Make an exact copy of the listing below.

====

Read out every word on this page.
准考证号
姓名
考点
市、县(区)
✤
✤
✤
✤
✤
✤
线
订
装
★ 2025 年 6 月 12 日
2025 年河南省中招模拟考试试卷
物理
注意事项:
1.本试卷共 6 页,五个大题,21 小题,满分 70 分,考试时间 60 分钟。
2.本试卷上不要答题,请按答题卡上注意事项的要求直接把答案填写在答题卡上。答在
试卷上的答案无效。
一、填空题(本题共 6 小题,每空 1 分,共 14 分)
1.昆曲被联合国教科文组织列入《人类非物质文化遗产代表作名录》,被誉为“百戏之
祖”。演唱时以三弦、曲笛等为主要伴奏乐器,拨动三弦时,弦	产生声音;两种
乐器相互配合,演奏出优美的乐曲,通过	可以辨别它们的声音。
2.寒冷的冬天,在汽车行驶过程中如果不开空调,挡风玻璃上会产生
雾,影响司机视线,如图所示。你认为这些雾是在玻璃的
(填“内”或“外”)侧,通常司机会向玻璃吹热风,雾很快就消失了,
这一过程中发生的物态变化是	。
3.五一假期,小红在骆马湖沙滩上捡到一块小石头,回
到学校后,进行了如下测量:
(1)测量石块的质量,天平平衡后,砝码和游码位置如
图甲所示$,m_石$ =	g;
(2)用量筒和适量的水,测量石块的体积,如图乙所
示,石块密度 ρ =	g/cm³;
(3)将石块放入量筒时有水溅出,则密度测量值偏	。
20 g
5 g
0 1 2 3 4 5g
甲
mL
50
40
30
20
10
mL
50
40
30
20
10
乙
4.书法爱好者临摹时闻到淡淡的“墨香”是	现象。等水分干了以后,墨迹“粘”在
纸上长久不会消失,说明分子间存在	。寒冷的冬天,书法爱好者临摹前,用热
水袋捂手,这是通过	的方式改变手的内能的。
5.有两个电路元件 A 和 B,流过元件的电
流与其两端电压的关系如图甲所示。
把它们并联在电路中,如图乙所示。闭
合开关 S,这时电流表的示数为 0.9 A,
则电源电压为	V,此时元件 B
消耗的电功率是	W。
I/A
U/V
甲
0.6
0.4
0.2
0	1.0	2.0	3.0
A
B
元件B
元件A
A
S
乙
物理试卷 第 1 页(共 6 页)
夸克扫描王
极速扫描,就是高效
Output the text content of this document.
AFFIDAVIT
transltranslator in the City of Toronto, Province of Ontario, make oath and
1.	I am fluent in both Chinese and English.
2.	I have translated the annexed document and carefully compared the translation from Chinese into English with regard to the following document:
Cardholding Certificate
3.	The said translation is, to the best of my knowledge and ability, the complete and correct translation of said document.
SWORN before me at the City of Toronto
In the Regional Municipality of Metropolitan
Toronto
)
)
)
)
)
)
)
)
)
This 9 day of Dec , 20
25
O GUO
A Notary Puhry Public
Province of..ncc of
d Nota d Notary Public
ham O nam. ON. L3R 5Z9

====

» EXERCISE RESPONSE:
Read out every word on this page.
准考证号
姓名
考点
市、县(区)
✤
✤
✤
✤
✤
✤
线
订
装
★ 2025 年 6 月 12 日
2025 年河南省中招模拟考试试卷
物理
注意事项:
1.本试卷共 6 页,五个大题,21 小题,满分 70 分,考试时间 60 分钟。
2.本试卷上不要答题,请按答题卡上注意事项的要求直接把答案填写在答题卡上。答在
试卷上的答案无效。
一、填空题(本题共 6 小题,每空 1 分,共 14 分)
1.昆曲被联合国教科文组织列入《人类非物质文化遗产代表作名录》,被誉为“百戏之
祖”。演唱时以三弦、曲笛等为主要伴奏乐器,拨动三弦时,弦	产生声音;两种
乐器相互配合,演奏出优美的乐曲,通过	可以辨别它们的声音。
2.寒冷的冬天,在汽车行驶过程中如果不开空调,挡风玻璃上会产生
雾,影响司机视线,如图所示。你认为这些雾是在玻璃的
(填“内”或“外”)侧,通常司机会向玻璃吹热风,雾很快就消失了,
这一过程中发生的物态变化是	。
3.五一假期,小红在骆马湖沙滩上捡到一块小石头,回
到学校后,进行了如下测量:
(1)测量石块的质量,天平平衡后,砝码和游码位置如
图甲所示$,m_石$ =	g;
(2)用量筒和适量的水,测量石块的体积,如图乙所
示,石块密度 ρ =	g/cm³;
(3)将石块放入量筒时有水溅出,则密度测量值偏	。
20 g
5 g
0 1 2 3 4 5g
甲
mL
50
40
30
20
10
mL
50
40
30
20
10
乙
4.书法爱好者临摹时闻到淡淡的“墨香”是	现象。等水分干了以后,墨迹“粘”在
纸上长久不会消失,说明分子间存在	。寒冷的冬天,书法爱好者临摹前,用热
水袋捂手,这是通过	的方式改变手的内能的。
5.有两个电路元件 A 和 B,流过元件的电
流与其两端电压的关系如图甲所示。
把它们并联在电路中,如图乙所示。闭
合开关 S,这时电流表的示数为 0.9 A,
则电源电压为	V,此时元件 B
消耗的电功率是	W。
I/A
U/V
甲
0.6
0.4
0.2
0	1.0	2.0	3.0
A
B
元件B
元件A
A
S
乙
物理试卷 第 1 页(共 6 页)
夸克扫描王
极速扫描,就是高效
Output the text content of this document.
AFFIDAVIT
transltranslator in the City of Toronto, Province of Ontario, make oath and
1.	I am fluent in both Chinese and English.
2.	I have translated the annexed document and carefully compared the translation from Chinese into English with regard to the following document:
Cardholding Certificate
3.	The said translation is, to the best of my knowledge and ability, the complete and correct translation of said document.
SWORN before me at the City of Toronto
In the Regional Municipality of Metropolitan
Toronto
)
)
)
)
)
)
)
)
)
This 9 day of Dec , 20
25
O GUO
A Notary Puhry Public
Province of..ncc of
d Nota d Notary Public
ham O nam. ON. L3R 5Z9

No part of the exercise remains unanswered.